Transcribe the listing verbatim. Do not carry over any pictures.

Items from a figure collection:
■ ■ ■ ■

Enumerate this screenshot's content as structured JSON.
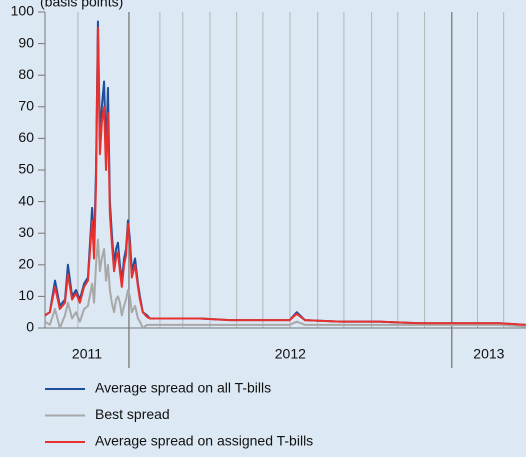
{
  "chart_data": {
    "type": "line",
    "subtitle": "(basis points)",
    "x": [
      2011.74,
      2011.755,
      2011.771,
      2011.786,
      2011.802,
      2011.811,
      2011.824,
      2011.836,
      2011.848,
      2011.861,
      2011.873,
      2011.886,
      2011.892,
      2011.898,
      2011.904,
      2011.91,
      2011.916,
      2011.923,
      2011.929,
      2011.935,
      2011.941,
      2011.947,
      2011.954,
      2011.96,
      2011.966,
      2011.972,
      2011.978,
      2011.985,
      2011.991,
      2011.997,
      2012.003,
      2012.009,
      2012.019,
      2012.028,
      2012.034,
      2012.043,
      2012.056,
      2012.065,
      2012.127,
      2012.22,
      2012.313,
      2012.406,
      2012.498,
      2012.52,
      2012.545,
      2012.653,
      2012.777,
      2012.901,
      2013.025,
      2013.149,
      2013.229
    ],
    "series": [
      {
        "name": "Average spread on all T-bills",
        "color": "#1f4e9a",
        "values": [
          4,
          5,
          15,
          7,
          9,
          20,
          10,
          12,
          9,
          14,
          16,
          38,
          25,
          50,
          97,
          60,
          70,
          78,
          55,
          76,
          40,
          30,
          20,
          25,
          27,
          20,
          15,
          22,
          25,
          34,
          28,
          18,
          22,
          14,
          10,
          5,
          4,
          3,
          3,
          3,
          2.5,
          2.5,
          2.5,
          5,
          2.5,
          2,
          2,
          1.5,
          1.5,
          1.5,
          1
        ]
      },
      {
        "name": "Best spread",
        "color": "#a8a8a8",
        "values": [
          2,
          1,
          6,
          0,
          4,
          8,
          3,
          5,
          2,
          6,
          7,
          14,
          8,
          20,
          28,
          18,
          22,
          25,
          15,
          20,
          12,
          8,
          5,
          9,
          10,
          8,
          4,
          7,
          9,
          12,
          10,
          5,
          7,
          3,
          2,
          0,
          1,
          1,
          1,
          1,
          1,
          1,
          1,
          2,
          1,
          1,
          1,
          1,
          1,
          1,
          0.5
        ]
      },
      {
        "name": "Average spread on assigned T-bills",
        "color": "#e8312f",
        "values": [
          4,
          5,
          13,
          6,
          8,
          17,
          9,
          11,
          8,
          13,
          15,
          34,
          22,
          45,
          95,
          55,
          65,
          70,
          50,
          68,
          36,
          27,
          18,
          22,
          24,
          18,
          13,
          20,
          23,
          33,
          26,
          16,
          20,
          13,
          9,
          5,
          3.5,
          3,
          3,
          3,
          2.5,
          2.5,
          2.5,
          4.5,
          2.5,
          2,
          2,
          1.5,
          1.5,
          1.5,
          1
        ]
      }
    ],
    "xlim": [
      2011.74,
      2013.23
    ],
    "year_boundaries": [
      2012,
      2013
    ],
    "x_periods": [
      "2011",
      "2012",
      "2013"
    ],
    "xgrid": [
      2011.842,
      2012.096,
      2012.167,
      2012.251,
      2012.334,
      2012.415,
      2012.499,
      2012.585,
      2012.666,
      2012.752,
      2012.833,
      2012.916,
      2013.08,
      2013.161
    ],
    "ylim": [
      0,
      100
    ],
    "yticks": [
      0,
      10,
      20,
      30,
      40,
      50,
      60,
      70,
      80,
      90,
      100
    ],
    "grid": true
  }
}
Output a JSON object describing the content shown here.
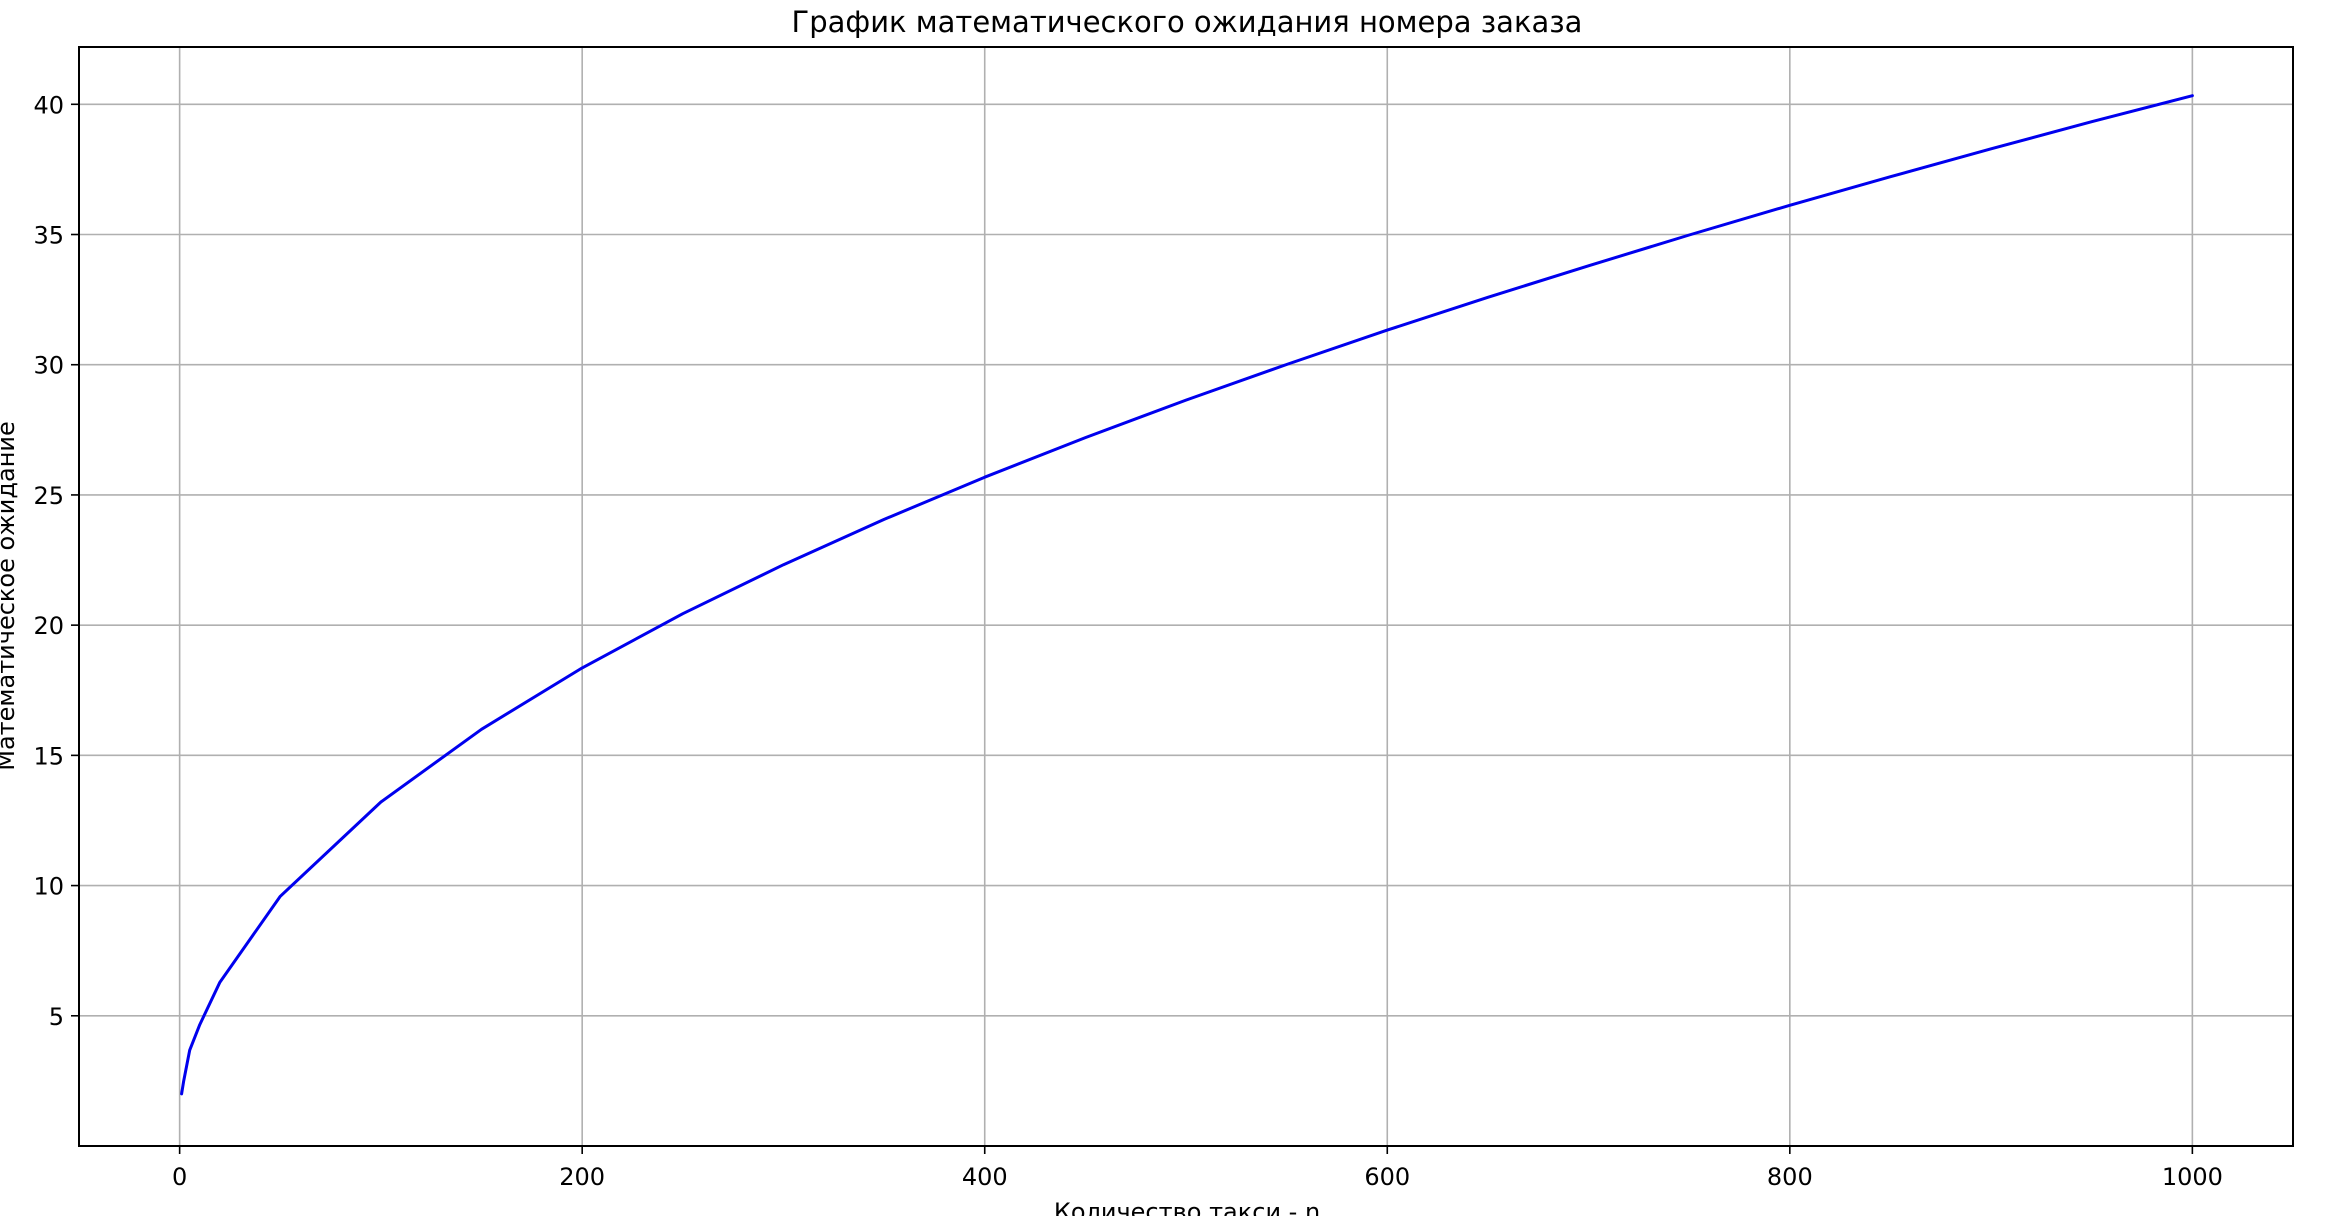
{
  "chart_data": {
    "type": "line",
    "title": "График математического ожидания номера заказа",
    "xlabel": "Количество такси - n",
    "ylabel": "Математическое ожидание",
    "xlim": [
      -50,
      1050
    ],
    "ylim": [
      0,
      42.2
    ],
    "x_ticks": [
      0,
      200,
      400,
      600,
      800,
      1000
    ],
    "y_ticks": [
      5,
      10,
      15,
      20,
      25,
      30,
      35,
      40
    ],
    "grid": true,
    "legend": "none",
    "colors": {
      "line": "#0000ee",
      "grid": "#b0b0b0",
      "axes": "#000000"
    },
    "series": [
      {
        "color": "#0000ee",
        "x": [
          1,
          2,
          5,
          10,
          20,
          50,
          100,
          150,
          200,
          250,
          300,
          350,
          400,
          450,
          500,
          550,
          600,
          650,
          700,
          750,
          800,
          850,
          900,
          950,
          1000
        ],
        "y": [
          2.0,
          2.5,
          3.68,
          4.66,
          6.29,
          9.59,
          13.21,
          16.0,
          18.36,
          20.44,
          22.32,
          24.06,
          25.68,
          27.2,
          28.64,
          30.01,
          31.33,
          32.59,
          33.8,
          34.98,
          36.12,
          37.22,
          38.29,
          39.33,
          40.33
        ]
      }
    ]
  }
}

■ ■ ■ ■

- [Solved exercise]
Enumerate this screenshot's content as structured JSON.
{
  "chart_data": {
    "type": "line",
    "subtitle": "(basis points)",
    "x": [
      2011.74,
      2011.755,
      2011.771,
      2011.786,
      2011.802,
      2011.811,
      2011.824,
      2011.836,
      2011.848,
      2011.861,
      2011.873,
      2011.886,
      2011.892,
      2011.898,
      2011.904,
      2011.91,
      2011.916,
      2011.923,
      2011.929,
      2011.935,
      2011.941,
      2011.947,
      2011.954,
      2011.96,
      2011.966,
      2011.972,
      2011.978,
      2011.985,
      2011.991,
      2011.997,
      2012.003,
      2012.009,
      2012.019,
      2012.028,
      2012.034,
      2012.043,
      2012.056,
      2012.065,
      2012.127,
      2012.22,
      2012.313,
      2012.406,
      2012.498,
      2012.52,
      2012.545,
      2012.653,
      2012.777,
      2012.901,
      2013.025,
      2013.149,
      2013.229
    ],
    "series": [
      {
        "name": "Average spread on all T-bills",
        "color": "#1f4e9a",
        "values": [
          4,
          5,
          15,
          7,
          9,
          20,
          10,
          12,
          9,
          14,
          16,
          38,
          25,
          50,
          97,
          60,
          70,
          78,
          55,
          76,
          40,
          30,
          20,
          25,
          27,
          20,
          15,
          22,
          25,
          34,
          28,
          18,
          22,
          14,
          10,
          5,
          4,
          3,
          3,
          3,
          2.5,
          2.5,
          2.5,
          5,
          2.5,
          2,
          2,
          1.5,
          1.5,
          1.5,
          1
        ]
      },
      {
        "name": "Best spread",
        "color": "#a8a8a8",
        "values": [
          2,
          1,
          6,
          0,
          4,
          8,
          3,
          5,
          2,
          6,
          7,
          14,
          8,
          20,
          28,
          18,
          22,
          25,
          15,
          20,
          12,
          8,
          5,
          9,
          10,
          8,
          4,
          7,
          9,
          12,
          10,
          5,
          7,
          3,
          2,
          0,
          1,
          1,
          1,
          1,
          1,
          1,
          1,
          2,
          1,
          1,
          1,
          1,
          1,
          1,
          0.5
        ]
      },
      {
        "name": "Average spread on assigned T-bills",
        "color": "#e8312f",
        "values": [
          4,
          5,
          13,
          6,
          8,
          17,
          9,
          11,
          8,
          13,
          15,
          34,
          22,
          45,
          95,
          55,
          65,
          70,
          50,
          68,
          36,
          27,
          18,
          22,
          24,
          18,
          13,
          20,
          23,
          33,
          26,
          16,
          20,
          13,
          9,
          5,
          3.5,
          3,
          3,
          3,
          2.5,
          2.5,
          2.5,
          4.5,
          2.5,
          2,
          2,
          1.5,
          1.5,
          1.5,
          1
        ]
      }
    ],
    "xlim": [
      2011.74,
      2013.23
    ],
    "year_boundaries": [
      2012,
      2013
    ],
    "x_periods": [
      "2011",
      "2012",
      "2013"
    ],
    "xgrid": [
      2011.842,
      2012.096,
      2012.167,
      2012.251,
      2012.334,
      2012.415,
      2012.499,
      2012.585,
      2012.666,
      2012.752,
      2012.833,
      2012.916,
      2013.08,
      2013.161
    ],
    "ylim": [
      0,
      100
    ],
    "yticks": [
      0,
      10,
      20,
      30,
      40,
      50,
      60,
      70,
      80,
      90,
      100
    ],
    "grid": true
  }
}
Output a JSON object describing the content shown here.
{
  "chart_data": {
    "type": "line",
    "title": "График математического ожидания номера заказа",
    "xlabel": "Количество такси - n",
    "ylabel": "Математическое ожидание",
    "xlim": [
      -50,
      1050
    ],
    "ylim": [
      0,
      42.2
    ],
    "x_ticks": [
      0,
      200,
      400,
      600,
      800,
      1000
    ],
    "y_ticks": [
      5,
      10,
      15,
      20,
      25,
      30,
      35,
      40
    ],
    "grid": true,
    "legend": "none",
    "colors": {
      "line": "#0000ee",
      "grid": "#b0b0b0",
      "axes": "#000000"
    },
    "series": [
      {
        "color": "#0000ee",
        "x": [
          1,
          2,
          5,
          10,
          20,
          50,
          100,
          150,
          200,
          250,
          300,
          350,
          400,
          450,
          500,
          550,
          600,
          650,
          700,
          750,
          800,
          850,
          900,
          950,
          1000
        ],
        "y": [
          2.0,
          2.5,
          3.68,
          4.66,
          6.29,
          9.59,
          13.21,
          16.0,
          18.36,
          20.44,
          22.32,
          24.06,
          25.68,
          27.2,
          28.64,
          30.01,
          31.33,
          32.59,
          33.8,
          34.98,
          36.12,
          37.22,
          38.29,
          39.33,
          40.33
        ]
      }
    ]
  }
}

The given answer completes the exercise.